**Extracted data entries**

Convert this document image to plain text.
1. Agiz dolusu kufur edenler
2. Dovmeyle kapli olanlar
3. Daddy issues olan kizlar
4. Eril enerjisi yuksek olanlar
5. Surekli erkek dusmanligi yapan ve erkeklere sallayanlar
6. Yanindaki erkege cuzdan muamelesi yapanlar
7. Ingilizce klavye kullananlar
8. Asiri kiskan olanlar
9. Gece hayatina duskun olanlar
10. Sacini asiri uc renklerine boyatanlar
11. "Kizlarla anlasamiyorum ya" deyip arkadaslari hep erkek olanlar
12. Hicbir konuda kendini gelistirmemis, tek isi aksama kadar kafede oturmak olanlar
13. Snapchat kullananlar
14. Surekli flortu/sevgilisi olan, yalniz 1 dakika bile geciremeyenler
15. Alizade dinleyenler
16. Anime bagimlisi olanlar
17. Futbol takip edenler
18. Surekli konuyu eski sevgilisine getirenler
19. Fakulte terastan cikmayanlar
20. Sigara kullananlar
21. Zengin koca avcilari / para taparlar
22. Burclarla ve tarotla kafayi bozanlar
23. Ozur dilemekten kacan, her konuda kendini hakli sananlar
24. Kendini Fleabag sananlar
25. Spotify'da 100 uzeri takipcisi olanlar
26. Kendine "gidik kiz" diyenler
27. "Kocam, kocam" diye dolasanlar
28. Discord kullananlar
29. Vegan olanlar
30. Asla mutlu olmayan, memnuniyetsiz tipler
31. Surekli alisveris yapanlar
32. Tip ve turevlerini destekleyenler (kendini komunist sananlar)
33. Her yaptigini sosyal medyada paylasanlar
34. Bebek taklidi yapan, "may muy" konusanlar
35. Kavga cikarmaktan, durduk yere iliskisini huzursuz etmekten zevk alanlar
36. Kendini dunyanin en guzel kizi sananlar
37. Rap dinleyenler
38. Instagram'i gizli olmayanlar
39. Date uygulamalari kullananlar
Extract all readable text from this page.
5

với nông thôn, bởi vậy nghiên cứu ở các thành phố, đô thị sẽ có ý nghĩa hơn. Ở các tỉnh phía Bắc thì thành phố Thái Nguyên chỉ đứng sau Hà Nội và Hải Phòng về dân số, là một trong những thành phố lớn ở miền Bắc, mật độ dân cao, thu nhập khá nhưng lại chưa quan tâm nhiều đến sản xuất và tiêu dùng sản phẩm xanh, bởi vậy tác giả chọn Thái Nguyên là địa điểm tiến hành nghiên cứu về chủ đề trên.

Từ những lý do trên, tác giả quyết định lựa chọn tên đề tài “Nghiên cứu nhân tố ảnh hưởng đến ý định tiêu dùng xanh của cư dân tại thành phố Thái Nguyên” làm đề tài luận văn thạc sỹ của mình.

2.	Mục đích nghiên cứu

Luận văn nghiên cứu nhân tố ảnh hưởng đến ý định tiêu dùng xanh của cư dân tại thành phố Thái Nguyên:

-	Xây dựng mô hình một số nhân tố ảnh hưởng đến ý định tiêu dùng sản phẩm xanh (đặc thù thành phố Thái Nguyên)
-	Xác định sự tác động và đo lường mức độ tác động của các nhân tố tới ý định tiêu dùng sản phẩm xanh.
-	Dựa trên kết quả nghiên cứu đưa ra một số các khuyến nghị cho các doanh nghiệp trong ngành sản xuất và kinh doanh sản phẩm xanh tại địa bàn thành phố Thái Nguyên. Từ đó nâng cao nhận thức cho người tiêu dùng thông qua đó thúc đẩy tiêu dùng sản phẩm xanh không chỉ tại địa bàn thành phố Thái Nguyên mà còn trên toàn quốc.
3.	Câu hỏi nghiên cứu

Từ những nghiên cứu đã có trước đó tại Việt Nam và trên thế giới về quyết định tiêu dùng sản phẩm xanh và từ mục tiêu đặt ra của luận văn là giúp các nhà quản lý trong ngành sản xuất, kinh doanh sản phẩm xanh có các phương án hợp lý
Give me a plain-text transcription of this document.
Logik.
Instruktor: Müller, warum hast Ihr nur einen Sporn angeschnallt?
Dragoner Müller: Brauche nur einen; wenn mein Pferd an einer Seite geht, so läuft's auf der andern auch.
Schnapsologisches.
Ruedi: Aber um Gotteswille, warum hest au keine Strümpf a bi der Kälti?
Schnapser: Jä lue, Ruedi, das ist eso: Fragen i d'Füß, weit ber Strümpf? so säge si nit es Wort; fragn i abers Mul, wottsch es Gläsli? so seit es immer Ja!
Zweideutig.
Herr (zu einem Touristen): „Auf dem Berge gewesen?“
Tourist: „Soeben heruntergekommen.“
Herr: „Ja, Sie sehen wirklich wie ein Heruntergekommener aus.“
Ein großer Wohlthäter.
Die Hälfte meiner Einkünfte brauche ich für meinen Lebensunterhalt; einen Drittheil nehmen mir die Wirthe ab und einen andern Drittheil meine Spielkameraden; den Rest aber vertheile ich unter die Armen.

**Exercise**
Type out the material again exactly as presented.

**Solution for this problem**
Convert this document image to plain text.
1. Agiz dolusu kufur edenler
2. Dovmeyle kapli olanlar
3. Daddy issues olan kizlar
4. Eril enerjisi yuksek olanlar
5. Surekli erkek dusmanligi yapan ve erkeklere sallayanlar
6. Yanindaki erkege cuzdan muamelesi yapanlar
7. Ingilizce klavye kullananlar
8. Asiri kiskan olanlar
9. Gece hayatina duskun olanlar
10. Sacini asiri uc renklerine boyatanlar
11. "Kizlarla anlasamiyorum ya" deyip arkadaslari hep erkek olanlar
12. Hicbir konuda kendini gelistirmemis, tek isi aksama kadar kafede oturmak olanlar
13. Snapchat kullananlar
14. Surekli flortu/sevgilisi olan, yalniz 1 dakika bile geciremeyenler
15. Alizade dinleyenler
16. Anime bagimlisi olanlar
17. Futbol takip edenler
18. Surekli konuyu eski sevgilisine getirenler
19. Fakulte terastan cikmayanlar
20. Sigara kullananlar
21. Zengin koca avcilari / para taparlar
22. Burclarla ve tarotla kafayi bozanlar
23. Ozur dilemekten kacan, her konuda kendini hakli sananlar
24. Kendini Fleabag sananlar
25. Spotify'da 100 uzeri takipcisi olanlar
26. Kendine "gidik kiz" diyenler
27. "Kocam, kocam" diye dolasanlar
28. Discord kullananlar
29. Vegan olanlar
30. Asla mutlu olmayan, memnuniyetsiz tipler
31. Surekli alisveris yapanlar
32. Tip ve turevlerini destekleyenler (kendini komunist sananlar)
33. Her yaptigini sosyal medyada paylasanlar
34. Bebek taklidi yapan, "may muy" konusanlar
35. Kavga cikarmaktan, durduk yere iliskisini huzursuz etmekten zevk alanlar
36. Kendini dunyanin en guzel kizi sananlar
37. Rap dinleyenler
38. Instagram'i gizli olmayanlar
39. Date uygulamalari kullananlar
Extract all readable text from this page.
5

với nông thôn, bởi vậy nghiên cứu ở các thành phố, đô thị sẽ có ý nghĩa hơn. Ở các tỉnh phía Bắc thì thành phố Thái Nguyên chỉ đứng sau Hà Nội và Hải Phòng về dân số, là một trong những thành phố lớn ở miền Bắc, mật độ dân cao, thu nhập khá nhưng lại chưa quan tâm nhiều đến sản xuất và tiêu dùng sản phẩm xanh, bởi vậy tác giả chọn Thái Nguyên là địa điểm tiến hành nghiên cứu về chủ đề trên.

Từ những lý do trên, tác giả quyết định lựa chọn tên đề tài “Nghiên cứu nhân tố ảnh hưởng đến ý định tiêu dùng xanh của cư dân tại thành phố Thái Nguyên” làm đề tài luận văn thạc sỹ của mình.

2.	Mục đích nghiên cứu

Luận văn nghiên cứu nhân tố ảnh hưởng đến ý định tiêu dùng xanh của cư dân tại thành phố Thái Nguyên:

-	Xây dựng mô hình một số nhân tố ảnh hưởng đến ý định tiêu dùng sản phẩm xanh (đặc thù thành phố Thái Nguyên)
-	Xác định sự tác động và đo lường mức độ tác động của các nhân tố tới ý định tiêu dùng sản phẩm xanh.
-	Dựa trên kết quả nghiên cứu đưa ra một số các khuyến nghị cho các doanh nghiệp trong ngành sản xuất và kinh doanh sản phẩm xanh tại địa bàn thành phố Thái Nguyên. Từ đó nâng cao nhận thức cho người tiêu dùng thông qua đó thúc đẩy tiêu dùng sản phẩm xanh không chỉ tại địa bàn thành phố Thái Nguyên mà còn trên toàn quốc.
3.	Câu hỏi nghiên cứu

Từ những nghiên cứu đã có trước đó tại Việt Nam và trên thế giới về quyết định tiêu dùng sản phẩm xanh và từ mục tiêu đặt ra của luận văn là giúp các nhà quản lý trong ngành sản xuất, kinh doanh sản phẩm xanh có các phương án hợp lý
Give me a plain-text transcription of this document.
Logik.
Instruktor: Müller, warum hast Ihr nur einen Sporn angeschnallt?
Dragoner Müller: Brauche nur einen; wenn mein Pferd an einer Seite geht, so läuft's auf der andern auch.
Schnapsologisches.
Ruedi: Aber um Gotteswille, warum hest au keine Strümpf a bi der Kälti?
Schnapser: Jä lue, Ruedi, das ist eso: Fragen i d'Füß, weit ber Strümpf? so säge si nit es Wort; fragn i abers Mul, wottsch es Gläsli? so seit es immer Ja!
Zweideutig.
Herr (zu einem Touristen): „Auf dem Berge gewesen?“
Tourist: „Soeben heruntergekommen.“
Herr: „Ja, Sie sehen wirklich wie ein Heruntergekommener aus.“
Ein großer Wohlthäter.
Die Hälfte meiner Einkünfte brauche ich für meinen Lebensunterhalt; einen Drittheil nehmen mir die Wirthe ab und einen andern Drittheil meine Spielkameraden; den Rest aber vertheile ich unter die Armen.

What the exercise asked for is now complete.